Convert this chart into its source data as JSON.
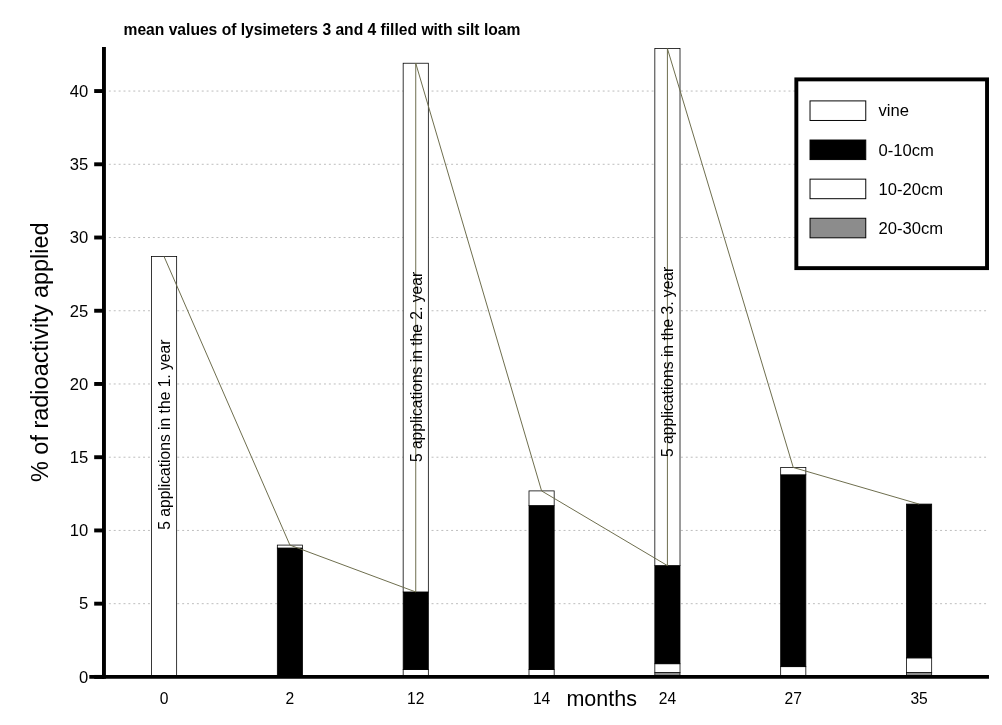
{
  "chart_data": {
    "type": "bar",
    "title": "mean values of lysimeters 3 and 4 filled with silt loam",
    "xlabel": "months",
    "ylabel": "% of radioactivity applied",
    "categories": [
      "0",
      "2",
      "12",
      "14",
      "24",
      "27",
      "35"
    ],
    "stacked": true,
    "ylim": [
      0,
      43
    ],
    "yticks": [
      0,
      5,
      10,
      15,
      20,
      25,
      30,
      35,
      40
    ],
    "grid": "y",
    "legend": "top right",
    "series": [
      {
        "name": "20-30cm",
        "color": "#8c8c8c",
        "values": [
          0,
          0,
          0,
          0,
          0.3,
          0,
          0.3
        ]
      },
      {
        "name": "10-20cm",
        "color": "#ffffff",
        "values": [
          0,
          0.1,
          0.5,
          0.5,
          0.6,
          0.7,
          1.0
        ]
      },
      {
        "name": "0-10cm",
        "color": "#000000",
        "values": [
          0,
          8.7,
          5.3,
          11.2,
          6.7,
          13.1,
          10.5
        ]
      },
      {
        "name": "vine",
        "color": "#ffffff",
        "values": [
          28.7,
          0.2,
          36.1,
          1.0,
          35.3,
          0.5,
          0
        ]
      },
      {
        "type": "line",
        "color": "#6b6b4a",
        "x": [
          "0",
          "2",
          "12",
          "12",
          "14",
          "24",
          "24",
          "27",
          "35"
        ],
        "values": [
          28.7,
          9.0,
          5.8,
          41.9,
          12.7,
          7.6,
          42.9,
          14.3,
          11.8
        ]
      }
    ],
    "annotations": [
      "5 applications in the 1. year",
      "5 applications in the 2. year",
      "5 applications in the 3. year"
    ]
  }
}
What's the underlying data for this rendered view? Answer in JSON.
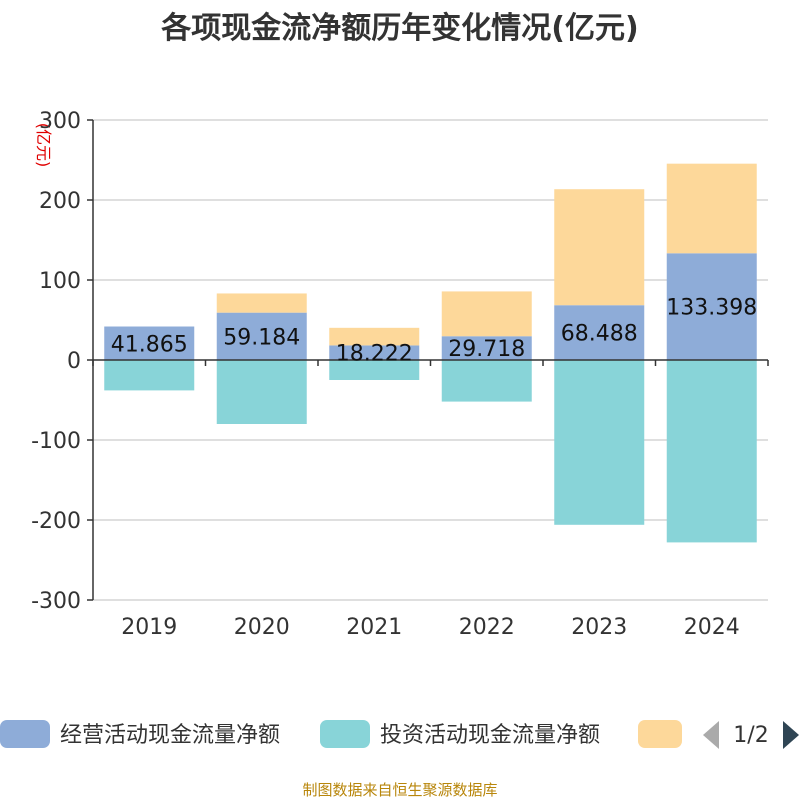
{
  "chart_data": {
    "type": "bar",
    "stacked": true,
    "title": "各项现金流净额历年变化情况(亿元)",
    "unit_label": "(亿元)",
    "categories": [
      "2019",
      "2020",
      "2021",
      "2022",
      "2023",
      "2024"
    ],
    "ylim": [
      -300,
      300
    ],
    "yticks": [
      300,
      200,
      100,
      0,
      -100,
      -200,
      -300
    ],
    "grid": true,
    "series": [
      {
        "name": "经营活动现金流量净额",
        "color": "#8eacd8",
        "values": [
          41.865,
          59.184,
          18.222,
          29.718,
          68.488,
          133.398
        ],
        "labels": [
          "41.865",
          "59.184",
          "18.222",
          "29.718",
          "68.488",
          "133.398"
        ]
      },
      {
        "name": "投资活动现金流量净额",
        "color": "#88d4d8",
        "values": [
          -38,
          -80,
          -25,
          -52,
          -206,
          -228
        ]
      },
      {
        "name": "",
        "color": "#fdd89a",
        "values": [
          0,
          24,
          22,
          56,
          145,
          112
        ]
      }
    ],
    "legend_position": "bottom",
    "legend_page": "1/2"
  },
  "footer": "制图数据来自恒生聚源数据库",
  "colors": {
    "axis": "#333333",
    "grid": "#cccccc",
    "title": "#333333",
    "unit": "#e00000",
    "footer": "#b8860b",
    "pager_inactive": "#aaaaaa",
    "pager_active": "#2f4554"
  }
}
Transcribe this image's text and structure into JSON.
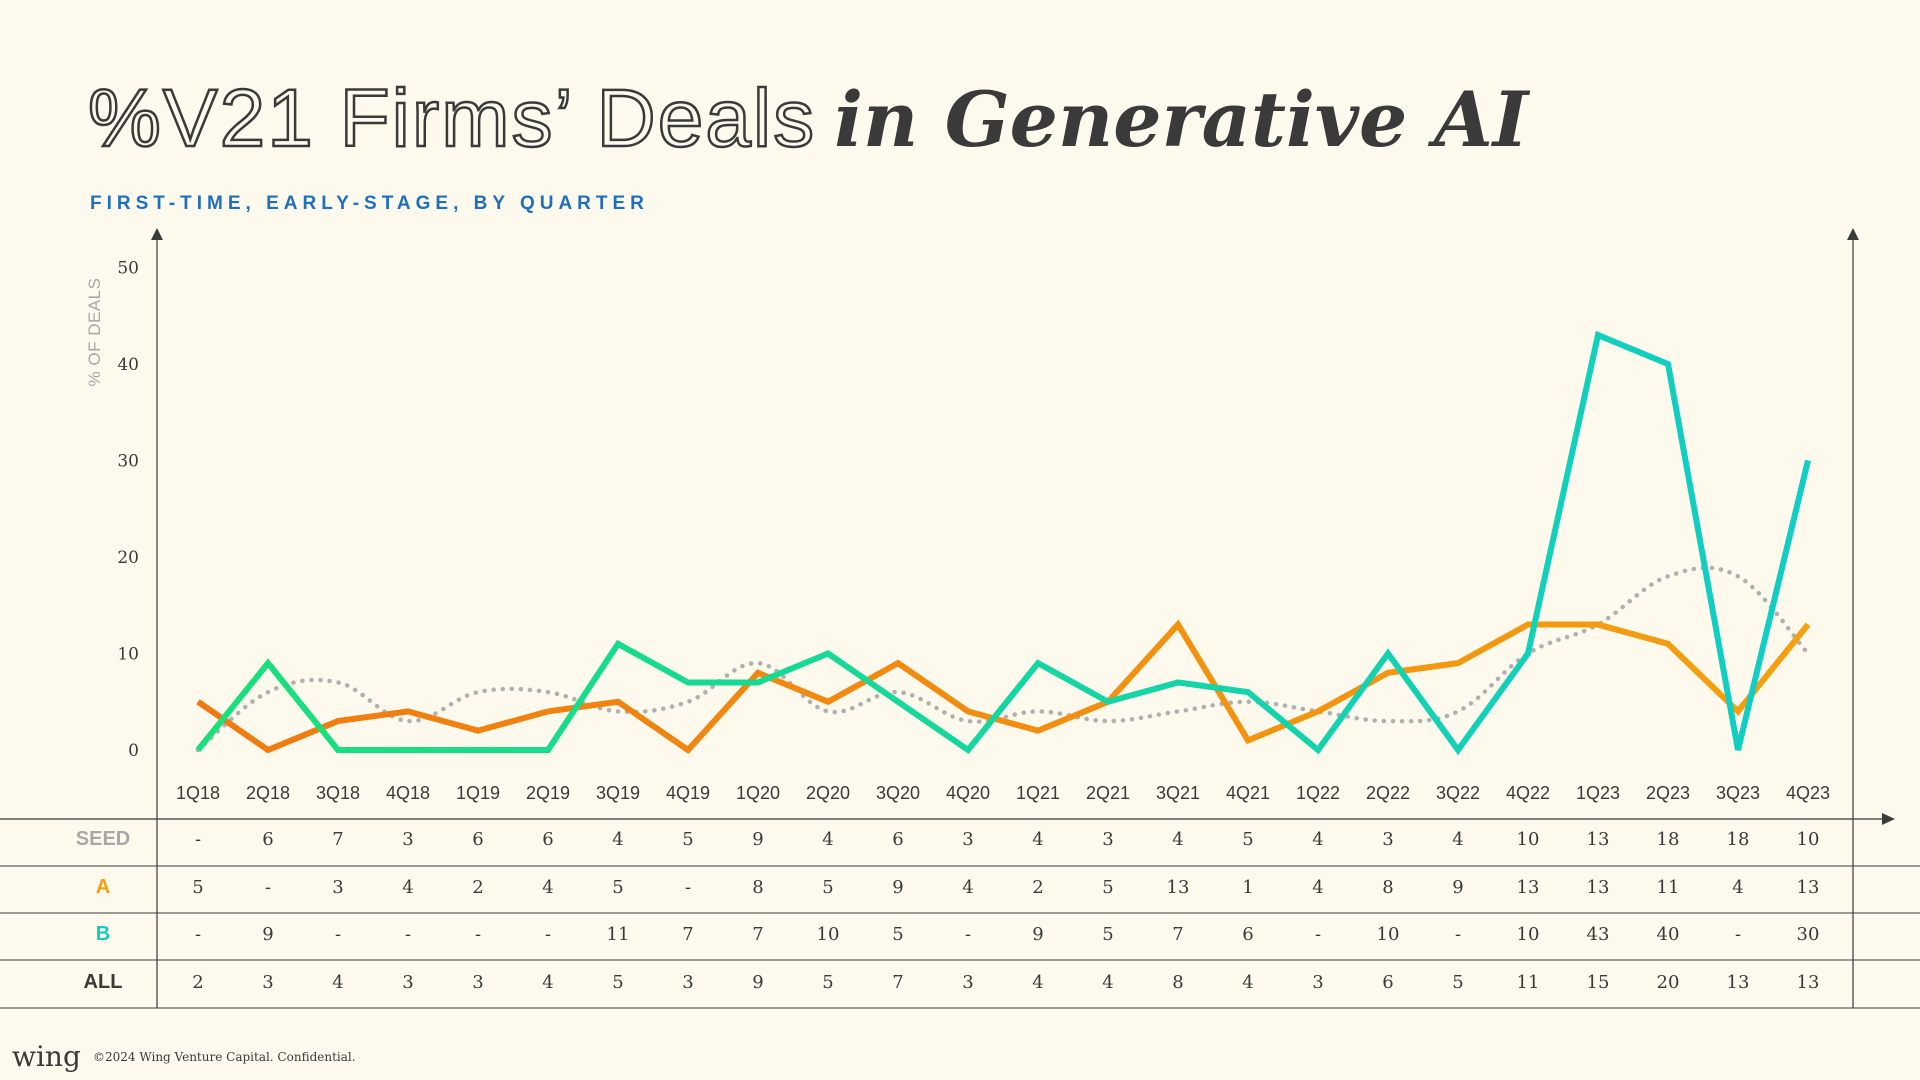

+ + + +

§ **The exercise**:
Transcribe all of the records above character for character. Exclude the pictures.

§ **Answer to this task**:
Convert this chart into its source data as JSON.
{
  "chart_data": {
    "type": "bar",
    "title": "mean values of lysimeters 3 and 4 filled with silt loam",
    "xlabel": "months",
    "ylabel": "% of radioactivity applied",
    "categories": [
      "0",
      "2",
      "12",
      "14",
      "24",
      "27",
      "35"
    ],
    "stacked": true,
    "ylim": [
      0,
      43
    ],
    "yticks": [
      0,
      5,
      10,
      15,
      20,
      25,
      30,
      35,
      40
    ],
    "grid": "y",
    "legend": "top right",
    "series": [
      {
        "name": "20-30cm",
        "color": "#8c8c8c",
        "values": [
          0,
          0,
          0,
          0,
          0.3,
          0,
          0.3
        ]
      },
      {
        "name": "10-20cm",
        "color": "#ffffff",
        "values": [
          0,
          0.1,
          0.5,
          0.5,
          0.6,
          0.7,
          1.0
        ]
      },
      {
        "name": "0-10cm",
        "color": "#000000",
        "values": [
          0,
          8.7,
          5.3,
          11.2,
          6.7,
          13.1,
          10.5
        ]
      },
      {
        "name": "vine",
        "color": "#ffffff",
        "values": [
          28.7,
          0.2,
          36.1,
          1.0,
          35.3,
          0.5,
          0
        ]
      },
      {
        "type": "line",
        "color": "#6b6b4a",
        "x": [
          "0",
          "2",
          "12",
          "12",
          "14",
          "24",
          "24",
          "27",
          "35"
        ],
        "values": [
          28.7,
          9.0,
          5.8,
          41.9,
          12.7,
          7.6,
          42.9,
          14.3,
          11.8
        ]
      }
    ],
    "annotations": [
      "5 applications in the 1. year",
      "5 applications in the 2. year",
      "5 applications in the 3. year"
    ]
  }
}
What's the underlying data for this rendered view? Answer in JSON.
{
  "chart_data": {
    "type": "bar",
    "stacked": true,
    "title": "各项现金流净额历年变化情况(亿元)",
    "unit_label": "(亿元)",
    "categories": [
      "2019",
      "2020",
      "2021",
      "2022",
      "2023",
      "2024"
    ],
    "ylim": [
      -300,
      300
    ],
    "yticks": [
      300,
      200,
      100,
      0,
      -100,
      -200,
      -300
    ],
    "grid": true,
    "series": [
      {
        "name": "经营活动现金流量净额",
        "color": "#8eacd8",
        "values": [
          41.865,
          59.184,
          18.222,
          29.718,
          68.488,
          133.398
        ],
        "labels": [
          "41.865",
          "59.184",
          "18.222",
          "29.718",
          "68.488",
          "133.398"
        ]
      },
      {
        "name": "投资活动现金流量净额",
        "color": "#88d4d8",
        "values": [
          -38,
          -80,
          -25,
          -52,
          -206,
          -228
        ]
      },
      {
        "name": "",
        "color": "#fdd89a",
        "values": [
          0,
          24,
          22,
          56,
          145,
          112
        ]
      }
    ],
    "legend_position": "bottom",
    "legend_page": "1/2"
  },
  "footer": "制图数据来自恒生聚源数据库",
  "colors": {
    "axis": "#333333",
    "grid": "#cccccc",
    "title": "#333333",
    "unit": "#e00000",
    "footer": "#b8860b",
    "pager_inactive": "#aaaaaa",
    "pager_active": "#2f4554"
  }
}
Transcribe this image's text and structure into JSON.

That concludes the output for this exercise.